Present each line of the entries below that holds the word "Hoffmann".

— Start of EXERCISE INPUT —

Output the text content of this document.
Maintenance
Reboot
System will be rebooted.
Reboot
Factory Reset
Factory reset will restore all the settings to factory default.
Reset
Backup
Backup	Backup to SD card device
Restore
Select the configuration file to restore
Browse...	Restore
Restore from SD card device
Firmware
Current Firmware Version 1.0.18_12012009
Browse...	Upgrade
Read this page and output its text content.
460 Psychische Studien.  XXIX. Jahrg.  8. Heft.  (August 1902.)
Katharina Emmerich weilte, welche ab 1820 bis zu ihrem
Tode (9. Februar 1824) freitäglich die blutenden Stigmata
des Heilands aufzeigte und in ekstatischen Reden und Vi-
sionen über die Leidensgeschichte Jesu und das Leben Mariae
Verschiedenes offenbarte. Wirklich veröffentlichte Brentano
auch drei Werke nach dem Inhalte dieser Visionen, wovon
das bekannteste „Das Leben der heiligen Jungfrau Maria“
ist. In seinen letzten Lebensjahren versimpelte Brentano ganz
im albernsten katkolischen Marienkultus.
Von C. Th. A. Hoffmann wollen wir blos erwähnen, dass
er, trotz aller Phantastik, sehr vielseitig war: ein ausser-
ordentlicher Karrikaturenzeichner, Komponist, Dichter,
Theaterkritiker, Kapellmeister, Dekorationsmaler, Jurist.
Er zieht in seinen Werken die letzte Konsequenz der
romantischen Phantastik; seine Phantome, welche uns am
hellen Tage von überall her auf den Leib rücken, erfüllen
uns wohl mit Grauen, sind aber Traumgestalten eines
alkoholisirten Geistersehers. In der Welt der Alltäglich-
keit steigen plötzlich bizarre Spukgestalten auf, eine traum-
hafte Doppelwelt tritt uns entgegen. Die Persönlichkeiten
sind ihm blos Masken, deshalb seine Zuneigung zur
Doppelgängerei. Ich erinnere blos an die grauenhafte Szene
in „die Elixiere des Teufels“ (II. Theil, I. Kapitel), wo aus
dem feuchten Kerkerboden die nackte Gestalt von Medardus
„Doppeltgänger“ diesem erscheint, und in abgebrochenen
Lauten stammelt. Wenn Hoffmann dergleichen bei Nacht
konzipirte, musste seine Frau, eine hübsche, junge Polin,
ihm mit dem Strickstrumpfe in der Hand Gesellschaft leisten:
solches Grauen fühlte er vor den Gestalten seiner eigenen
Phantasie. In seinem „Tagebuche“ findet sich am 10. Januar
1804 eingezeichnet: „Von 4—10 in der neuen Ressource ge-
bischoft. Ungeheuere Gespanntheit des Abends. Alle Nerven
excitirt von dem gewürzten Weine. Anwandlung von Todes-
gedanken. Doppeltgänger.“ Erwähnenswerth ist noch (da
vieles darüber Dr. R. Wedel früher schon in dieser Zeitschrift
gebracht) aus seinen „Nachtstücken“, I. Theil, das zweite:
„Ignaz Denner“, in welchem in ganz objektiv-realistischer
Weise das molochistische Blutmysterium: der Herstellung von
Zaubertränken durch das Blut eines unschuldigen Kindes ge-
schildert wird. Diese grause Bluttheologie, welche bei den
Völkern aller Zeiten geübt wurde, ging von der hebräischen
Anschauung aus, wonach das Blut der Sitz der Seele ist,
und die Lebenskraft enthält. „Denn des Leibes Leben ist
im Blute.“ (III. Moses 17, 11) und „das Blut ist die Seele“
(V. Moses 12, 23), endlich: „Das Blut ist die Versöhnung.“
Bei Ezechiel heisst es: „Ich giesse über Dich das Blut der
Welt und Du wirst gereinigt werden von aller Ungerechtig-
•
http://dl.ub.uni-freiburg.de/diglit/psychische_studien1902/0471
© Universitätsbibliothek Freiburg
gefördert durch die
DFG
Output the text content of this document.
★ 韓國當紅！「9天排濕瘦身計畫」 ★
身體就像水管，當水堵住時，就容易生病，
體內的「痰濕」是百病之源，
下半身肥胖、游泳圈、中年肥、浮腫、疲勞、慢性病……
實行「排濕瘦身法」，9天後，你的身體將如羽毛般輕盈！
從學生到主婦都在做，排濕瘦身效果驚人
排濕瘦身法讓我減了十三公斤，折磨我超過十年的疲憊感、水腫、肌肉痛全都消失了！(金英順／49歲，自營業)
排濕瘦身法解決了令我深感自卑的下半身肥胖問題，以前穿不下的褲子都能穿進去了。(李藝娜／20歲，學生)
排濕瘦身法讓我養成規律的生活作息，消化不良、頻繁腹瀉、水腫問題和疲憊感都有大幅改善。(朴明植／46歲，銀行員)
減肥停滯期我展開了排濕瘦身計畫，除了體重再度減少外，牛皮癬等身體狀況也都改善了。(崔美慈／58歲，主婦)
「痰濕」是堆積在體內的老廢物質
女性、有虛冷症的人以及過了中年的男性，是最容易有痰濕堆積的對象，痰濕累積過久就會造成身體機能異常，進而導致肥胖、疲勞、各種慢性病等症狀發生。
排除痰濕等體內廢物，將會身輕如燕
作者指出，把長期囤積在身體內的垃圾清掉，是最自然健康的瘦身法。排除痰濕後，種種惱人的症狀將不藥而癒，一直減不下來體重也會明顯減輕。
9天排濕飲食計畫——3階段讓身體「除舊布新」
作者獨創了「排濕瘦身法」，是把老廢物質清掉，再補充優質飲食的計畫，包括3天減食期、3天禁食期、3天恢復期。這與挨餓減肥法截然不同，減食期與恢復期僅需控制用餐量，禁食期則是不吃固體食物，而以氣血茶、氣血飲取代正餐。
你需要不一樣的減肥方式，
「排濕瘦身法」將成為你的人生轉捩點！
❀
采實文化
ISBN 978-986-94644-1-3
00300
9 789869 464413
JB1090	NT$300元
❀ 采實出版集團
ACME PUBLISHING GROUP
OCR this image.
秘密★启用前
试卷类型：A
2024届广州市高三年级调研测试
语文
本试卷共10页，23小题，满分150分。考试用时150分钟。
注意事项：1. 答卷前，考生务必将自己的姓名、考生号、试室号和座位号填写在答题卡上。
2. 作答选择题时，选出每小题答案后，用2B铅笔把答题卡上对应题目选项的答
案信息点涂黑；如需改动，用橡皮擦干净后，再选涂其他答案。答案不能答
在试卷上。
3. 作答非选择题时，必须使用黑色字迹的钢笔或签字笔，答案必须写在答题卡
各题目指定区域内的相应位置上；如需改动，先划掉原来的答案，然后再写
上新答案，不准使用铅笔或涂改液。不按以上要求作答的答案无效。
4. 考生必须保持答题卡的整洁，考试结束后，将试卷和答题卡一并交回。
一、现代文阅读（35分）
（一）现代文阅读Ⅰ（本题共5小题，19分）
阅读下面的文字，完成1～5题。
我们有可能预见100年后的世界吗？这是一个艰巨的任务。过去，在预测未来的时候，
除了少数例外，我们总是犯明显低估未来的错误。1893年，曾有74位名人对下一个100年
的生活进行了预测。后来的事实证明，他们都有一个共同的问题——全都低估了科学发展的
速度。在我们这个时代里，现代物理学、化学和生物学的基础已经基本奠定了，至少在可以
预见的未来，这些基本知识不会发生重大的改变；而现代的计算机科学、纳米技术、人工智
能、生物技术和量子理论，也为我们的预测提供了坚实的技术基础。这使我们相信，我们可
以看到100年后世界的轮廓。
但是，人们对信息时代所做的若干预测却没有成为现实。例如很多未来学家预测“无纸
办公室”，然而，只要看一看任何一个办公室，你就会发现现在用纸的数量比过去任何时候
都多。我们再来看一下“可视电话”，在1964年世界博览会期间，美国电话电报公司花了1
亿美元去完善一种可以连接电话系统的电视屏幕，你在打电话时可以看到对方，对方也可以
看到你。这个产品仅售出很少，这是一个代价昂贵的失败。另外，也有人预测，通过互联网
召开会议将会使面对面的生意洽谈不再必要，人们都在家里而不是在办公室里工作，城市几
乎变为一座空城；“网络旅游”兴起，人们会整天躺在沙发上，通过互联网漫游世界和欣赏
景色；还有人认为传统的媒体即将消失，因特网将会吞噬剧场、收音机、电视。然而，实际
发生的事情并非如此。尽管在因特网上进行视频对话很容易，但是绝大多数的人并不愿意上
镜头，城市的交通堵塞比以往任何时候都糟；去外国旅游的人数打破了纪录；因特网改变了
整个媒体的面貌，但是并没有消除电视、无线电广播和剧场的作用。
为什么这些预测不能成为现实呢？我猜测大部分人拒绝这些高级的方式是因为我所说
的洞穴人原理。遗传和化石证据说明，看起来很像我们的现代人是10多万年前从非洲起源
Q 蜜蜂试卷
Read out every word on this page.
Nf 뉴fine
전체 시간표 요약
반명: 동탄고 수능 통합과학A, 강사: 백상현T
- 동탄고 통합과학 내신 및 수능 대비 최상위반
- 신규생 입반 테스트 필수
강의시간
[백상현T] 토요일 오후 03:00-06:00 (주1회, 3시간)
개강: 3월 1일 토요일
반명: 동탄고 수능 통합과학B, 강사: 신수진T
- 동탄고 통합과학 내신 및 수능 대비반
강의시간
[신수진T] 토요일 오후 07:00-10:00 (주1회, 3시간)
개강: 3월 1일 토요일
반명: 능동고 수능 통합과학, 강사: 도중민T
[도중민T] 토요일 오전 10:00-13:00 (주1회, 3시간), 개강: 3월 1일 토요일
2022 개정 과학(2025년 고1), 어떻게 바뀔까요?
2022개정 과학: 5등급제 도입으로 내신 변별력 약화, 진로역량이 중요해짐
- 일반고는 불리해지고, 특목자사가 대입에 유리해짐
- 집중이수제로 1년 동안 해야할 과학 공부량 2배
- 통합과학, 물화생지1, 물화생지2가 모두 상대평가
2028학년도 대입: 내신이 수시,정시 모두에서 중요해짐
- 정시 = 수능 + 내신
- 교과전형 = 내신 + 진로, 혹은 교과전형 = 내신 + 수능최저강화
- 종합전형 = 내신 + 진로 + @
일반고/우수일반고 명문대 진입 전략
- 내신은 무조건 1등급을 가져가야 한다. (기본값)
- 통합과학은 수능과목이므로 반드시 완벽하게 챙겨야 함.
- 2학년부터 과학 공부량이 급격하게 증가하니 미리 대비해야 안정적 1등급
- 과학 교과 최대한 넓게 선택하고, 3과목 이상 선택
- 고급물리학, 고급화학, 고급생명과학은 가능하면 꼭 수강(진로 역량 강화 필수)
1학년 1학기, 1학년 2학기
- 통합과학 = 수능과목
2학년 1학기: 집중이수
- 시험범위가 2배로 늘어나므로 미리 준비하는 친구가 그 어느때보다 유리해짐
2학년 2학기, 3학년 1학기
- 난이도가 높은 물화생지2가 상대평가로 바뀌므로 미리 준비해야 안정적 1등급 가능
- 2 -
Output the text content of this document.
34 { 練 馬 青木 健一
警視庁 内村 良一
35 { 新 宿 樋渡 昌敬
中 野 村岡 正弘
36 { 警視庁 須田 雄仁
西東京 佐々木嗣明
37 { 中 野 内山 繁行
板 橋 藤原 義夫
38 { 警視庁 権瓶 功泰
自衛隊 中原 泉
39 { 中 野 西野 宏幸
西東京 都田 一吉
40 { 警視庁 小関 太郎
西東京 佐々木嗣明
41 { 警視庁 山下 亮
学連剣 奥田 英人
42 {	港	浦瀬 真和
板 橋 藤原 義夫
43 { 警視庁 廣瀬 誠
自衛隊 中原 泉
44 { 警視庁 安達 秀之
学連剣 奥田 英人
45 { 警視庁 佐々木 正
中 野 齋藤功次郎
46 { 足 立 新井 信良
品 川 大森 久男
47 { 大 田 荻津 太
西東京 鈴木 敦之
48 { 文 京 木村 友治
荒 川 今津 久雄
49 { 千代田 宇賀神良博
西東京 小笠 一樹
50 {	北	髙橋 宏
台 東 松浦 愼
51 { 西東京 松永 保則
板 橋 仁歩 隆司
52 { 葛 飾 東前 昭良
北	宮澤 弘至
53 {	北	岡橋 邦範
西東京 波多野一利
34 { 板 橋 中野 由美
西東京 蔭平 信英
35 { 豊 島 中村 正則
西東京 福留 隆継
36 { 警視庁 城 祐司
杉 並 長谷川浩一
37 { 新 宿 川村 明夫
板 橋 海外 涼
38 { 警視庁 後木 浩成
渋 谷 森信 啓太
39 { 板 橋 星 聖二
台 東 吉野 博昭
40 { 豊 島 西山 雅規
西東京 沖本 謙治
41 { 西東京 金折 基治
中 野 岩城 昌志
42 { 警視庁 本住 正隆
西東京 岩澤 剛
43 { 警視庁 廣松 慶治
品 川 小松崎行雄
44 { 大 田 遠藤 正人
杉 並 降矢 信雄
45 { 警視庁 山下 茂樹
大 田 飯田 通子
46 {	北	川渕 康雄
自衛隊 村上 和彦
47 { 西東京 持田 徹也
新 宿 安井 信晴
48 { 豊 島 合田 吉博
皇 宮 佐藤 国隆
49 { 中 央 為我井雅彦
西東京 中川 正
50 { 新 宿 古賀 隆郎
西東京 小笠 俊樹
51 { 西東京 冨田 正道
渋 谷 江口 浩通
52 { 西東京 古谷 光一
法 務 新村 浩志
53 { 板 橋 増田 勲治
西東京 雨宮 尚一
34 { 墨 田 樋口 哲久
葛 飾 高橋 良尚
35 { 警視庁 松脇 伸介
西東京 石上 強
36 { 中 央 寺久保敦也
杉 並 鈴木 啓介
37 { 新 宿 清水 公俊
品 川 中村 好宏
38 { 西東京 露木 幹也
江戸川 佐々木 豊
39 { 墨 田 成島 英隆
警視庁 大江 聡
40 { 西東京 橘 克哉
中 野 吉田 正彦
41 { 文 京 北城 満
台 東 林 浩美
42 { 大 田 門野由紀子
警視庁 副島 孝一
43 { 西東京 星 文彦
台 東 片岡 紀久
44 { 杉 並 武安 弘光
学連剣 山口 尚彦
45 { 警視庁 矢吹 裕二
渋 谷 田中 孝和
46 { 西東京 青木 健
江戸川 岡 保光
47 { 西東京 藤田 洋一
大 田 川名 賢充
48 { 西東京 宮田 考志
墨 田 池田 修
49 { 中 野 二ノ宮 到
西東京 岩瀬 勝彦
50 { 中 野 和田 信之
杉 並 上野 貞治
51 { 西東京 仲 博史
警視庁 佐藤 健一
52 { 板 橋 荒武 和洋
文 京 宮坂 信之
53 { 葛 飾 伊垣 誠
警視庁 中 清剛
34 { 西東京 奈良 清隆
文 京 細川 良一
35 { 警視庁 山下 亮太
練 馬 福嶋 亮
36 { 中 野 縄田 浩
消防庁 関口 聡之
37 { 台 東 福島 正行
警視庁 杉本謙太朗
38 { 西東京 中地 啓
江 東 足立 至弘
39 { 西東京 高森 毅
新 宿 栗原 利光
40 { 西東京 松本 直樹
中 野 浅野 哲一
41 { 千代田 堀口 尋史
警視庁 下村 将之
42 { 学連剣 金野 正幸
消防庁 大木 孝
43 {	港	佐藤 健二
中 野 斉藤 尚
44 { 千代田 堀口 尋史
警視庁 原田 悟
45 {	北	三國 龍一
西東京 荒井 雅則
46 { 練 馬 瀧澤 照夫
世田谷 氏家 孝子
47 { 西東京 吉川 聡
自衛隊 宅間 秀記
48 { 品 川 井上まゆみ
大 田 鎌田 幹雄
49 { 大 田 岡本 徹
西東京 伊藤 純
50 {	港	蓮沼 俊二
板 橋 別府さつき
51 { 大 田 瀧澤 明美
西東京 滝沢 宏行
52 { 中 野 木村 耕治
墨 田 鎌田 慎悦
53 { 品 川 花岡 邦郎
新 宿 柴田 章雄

— End of EXERCISE INPUT —

■ **RESULT**:
Von C. Th. A. Hoffmann wollen wir blos erwähnen, dass
Lauten stammelt. Wenn Hoffmann dergleichen bei Nacht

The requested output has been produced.